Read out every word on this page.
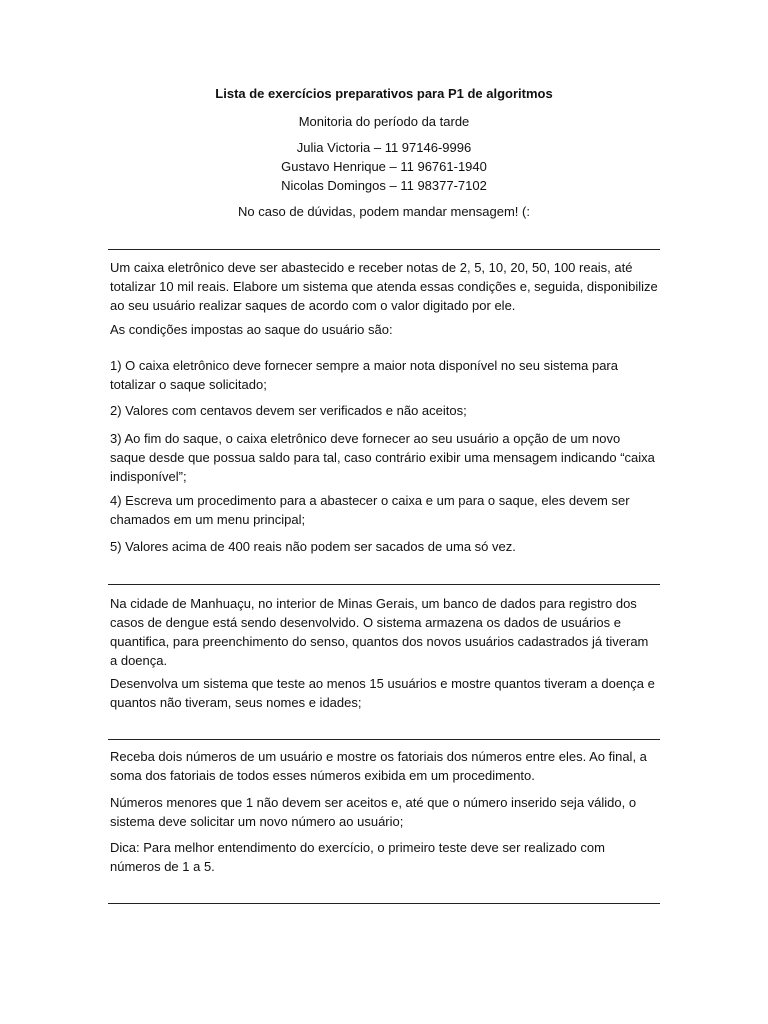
Lista de exercícios preparativos para P1 de algoritmos
Monitoria do período da tarde
Julia Victoria – 11 97146-9996
Gustavo Henrique – 11 96761-1940
Nicolas Domingos – 11 98377-7102
No caso de dúvidas, podem mandar mensagem! (:

Um caixa eletrônico deve ser abastecido e receber notas de 2, 5, 10, 20, 50, 100 reais, até totalizar 10 mil reais. Elabore um sistema que atenda essas condições e, seguida, disponibilize ao seu usuário realizar saques de acordo com o valor digitado por ele.

As condições impostas ao saque do usuário são:

1) O caixa eletrônico deve fornecer sempre a maior nota disponível no seu sistema para totalizar o saque solicitado;

2) Valores com centavos devem ser verificados e não aceitos;

3) Ao fim do saque, o caixa eletrônico deve fornecer ao seu usuário a opção de um novo saque desde que possua saldo para tal, caso contrário exibir uma mensagem indicando “caixa indisponível”;

4) Escreva um procedimento para a abastecer o caixa e um para o saque, eles devem ser chamados em um menu principal;

5) Valores acima de 400 reais não podem ser sacados de uma só vez.

Na cidade de Manhuaçu, no interior de Minas Gerais, um banco de dados para registro dos casos de dengue está sendo desenvolvido. O sistema armazena os dados de usuários e quantifica, para preenchimento do senso, quantos dos novos usuários cadastrados já tiveram a doença.

Desenvolva um sistema que teste ao menos 15 usuários e mostre quantos tiveram a doença e quantos não tiveram, seus nomes e idades;

Receba dois números de um usuário e mostre os fatoriais dos números entre eles. Ao final, a soma dos fatoriais de todos esses números exibida em um procedimento.

Números menores que 1 não devem ser aceitos e, até que o número inserido seja válido, o sistema deve solicitar um novo número ao usuário;

Dica: Para melhor entendimento do exercício, o primeiro teste deve ser realizado com números de 1 a 5.
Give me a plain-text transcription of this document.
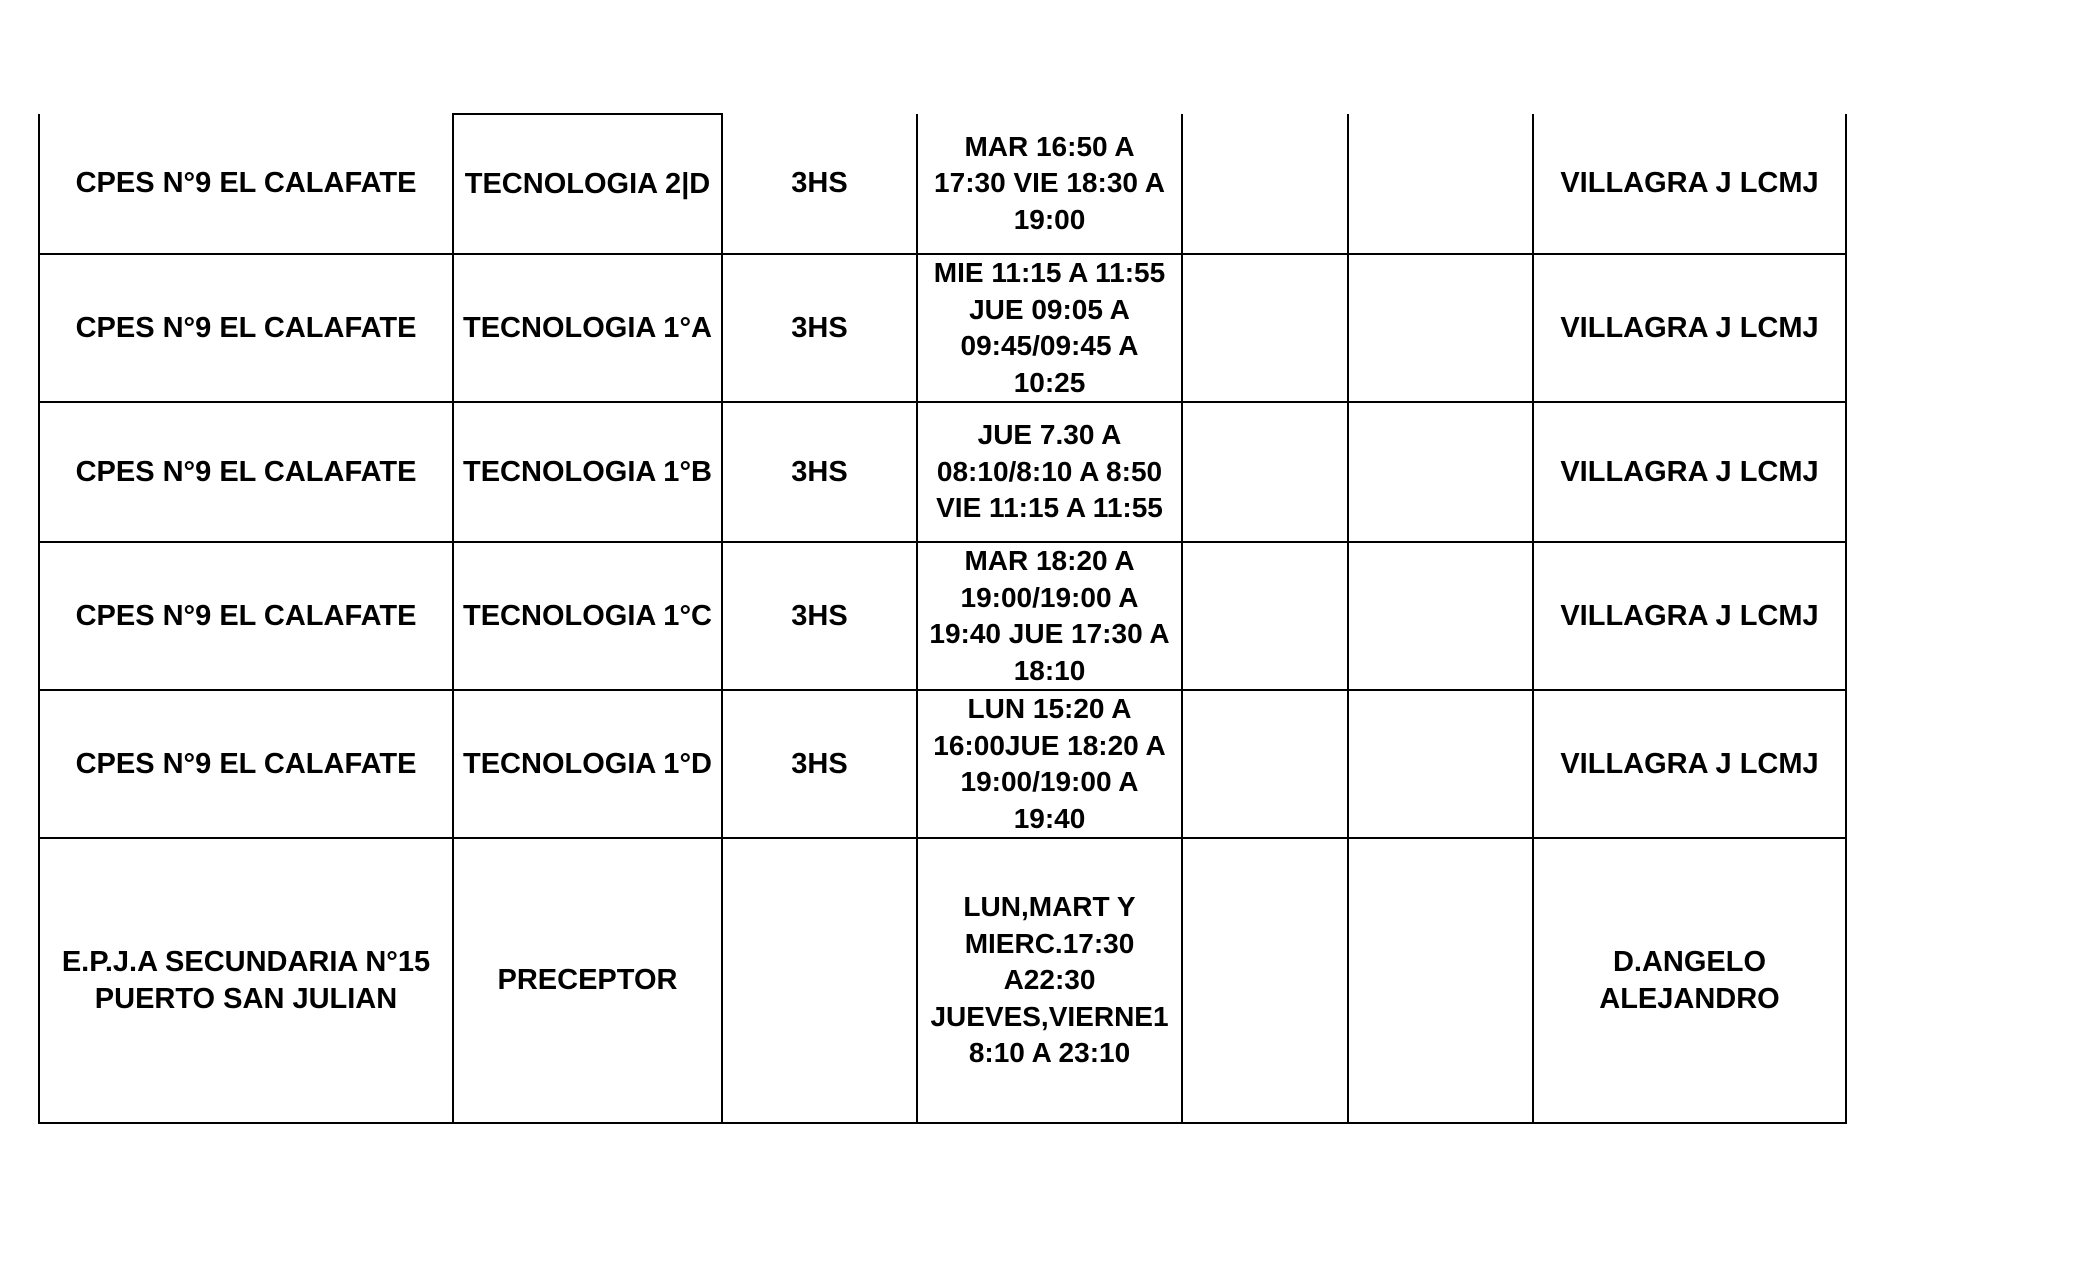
CPES N°9 EL CALAFATE	TECNOLOGIA 2|D	3HS	MAR 16:50 A
17:30 VIE 18:30 A
19:00			VILLAGRA J LCMJ
CPES N°9 EL CALAFATE	TECNOLOGIA 1°A	3HS	MIE 11:15 A 11:55
JUE 09:05 A
09:45/09:45 A
10:25			VILLAGRA J LCMJ
CPES N°9 EL CALAFATE	TECNOLOGIA 1°B	3HS	JUE 7.30 A
08:10/8:10 A 8:50
VIE 11:15 A 11:55			VILLAGRA J LCMJ
CPES N°9 EL CALAFATE	TECNOLOGIA 1°C	3HS	MAR 18:20 A
19:00/19:00 A
19:40 JUE 17:30 A
18:10			VILLAGRA J LCMJ
CPES N°9 EL CALAFATE	TECNOLOGIA 1°D	3HS	LUN 15:20 A
16:00JUE 18:20 A
19:00/19:00 A
19:40			VILLAGRA J LCMJ
E.P.J.A SECUNDARIA N°15
PUERTO SAN JULIAN	PRECEPTOR		LUN,MART Y
MIERC.17:30
A22:30
JUEVES,VIERNE1
8:10 A 23:10			D.ANGELO
ALEJANDRO
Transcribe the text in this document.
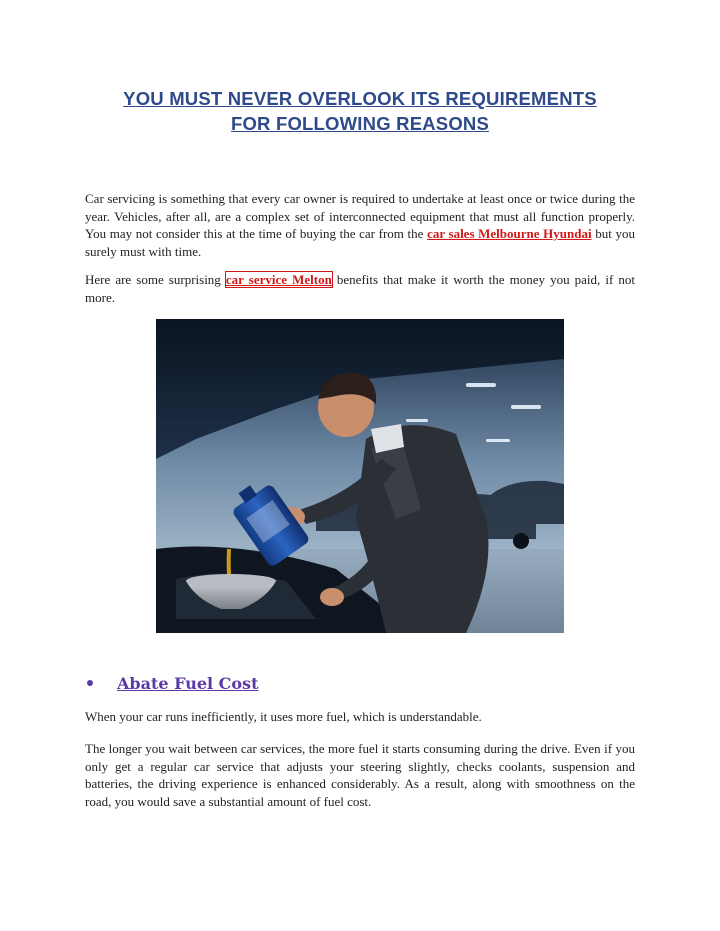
YOU MUST NEVER OVERLOOK ITS REQUIREMENTS
FOR FOLLOWING REASONS

Car servicing is something that every car owner is required to undertake at least once or twice during the year. Vehicles, after all, are a complex set of interconnected equipment that must all function properly. You may not consider this at the time of buying the car from the car sales Melbourne Hyundai but you surely must with time.

Here are some surprising car service Melton benefits that make it worth the money you paid, if not more.

Abate Fuel Cost

When your car runs inefficiently, it uses more fuel, which is understandable.

The longer you wait between car services, the more fuel it starts consuming during the drive. Even if you only get a regular car service that adjusts your steering slightly, checks coolants, suspension and batteries, the driving experience is enhanced considerably. As a result, along with smoothness on the road, you would save a substantial amount of fuel cost.
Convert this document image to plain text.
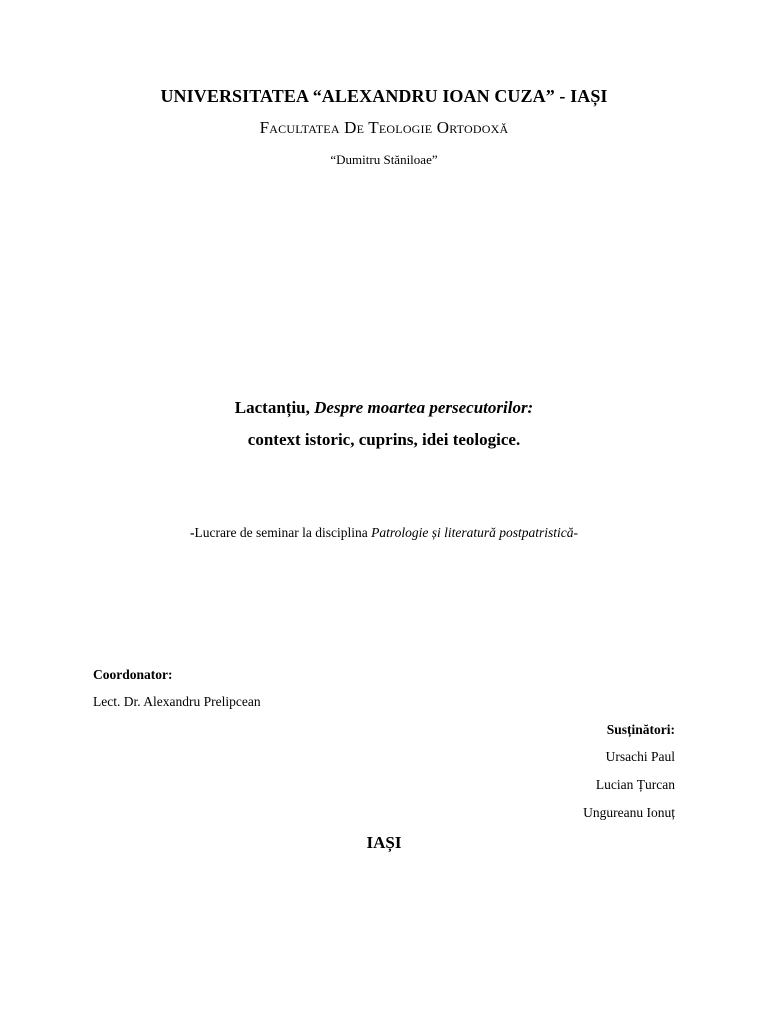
UNIVERSITATEA “ALEXANDRU IOAN CUZA” - IAȘI
Facultatea De Teologie Ortodoxă
“Dumitru Stăniloae”
Lactanțiu, Despre moartea persecutorilor:
context istoric, cuprins, idei teologice.
-Lucrare de seminar la disciplina Patrologie și literatură postpatristică-
Coordonator:
Lect. Dr. Alexandru Prelipcean
Susținători:
Ursachi Paul
Lucian Țurcan
Ungureanu Ionuț
IAȘI
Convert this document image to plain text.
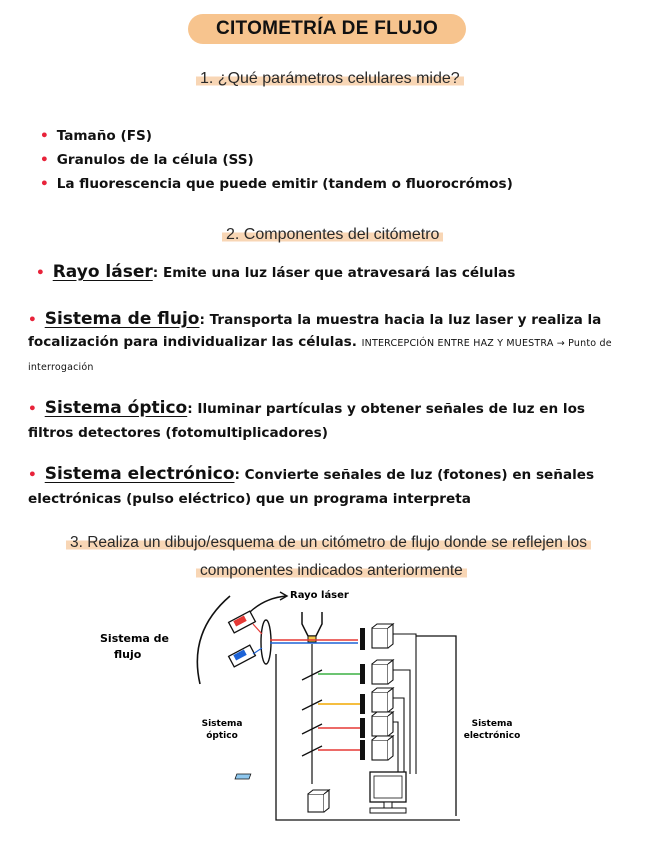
CITOMETRÍA DE FLUJO
1. ¿Qué parámetros celulares mide?
• Tamaño (FS)
• Granulos de la célula (SS)
• La fluorescencia que puede emitir (tandem o fluorocrómos)
2. Componentes del citómetro
• Rayo láser: Emite una luz láser que atravesará las células
• Sistema de flujo: Transporta la muestra hacia la luz laser y realiza la focalización para individualizar las células. INTERCEPCIÓN ENTRE HAZ Y MUESTRA → Punto de interrogación
• Sistema óptico: Iluminar partículas y obtener señales de luz en los filtros detectores (fotomultiplicadores)
• Sistema electrónico: Convierte señales de luz (fotones) en señales electrónicas (pulso eléctrico) que un programa interpreta
3. Realiza un dibujo/esquema de un citómetro de flujo donde se reflejen los
componentes indicados anteriormente
Rayo láser
Sistema de
flujo
Sistema
óptico
Sistema
electrónico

(REQUEST)
Filter the entries down to the lines containing "mensagem". Copy each of those lines.

(TASK ANSWER)
No caso de dúvidas, podem mandar mensagem! (:
3) Ao fim do saque, o caixa eletrônico deve fornecer ao seu usuário a opção de um novo saque desde que possua saldo para tal, caso contrário exibir uma mensagem indicando “caixa indisponível”;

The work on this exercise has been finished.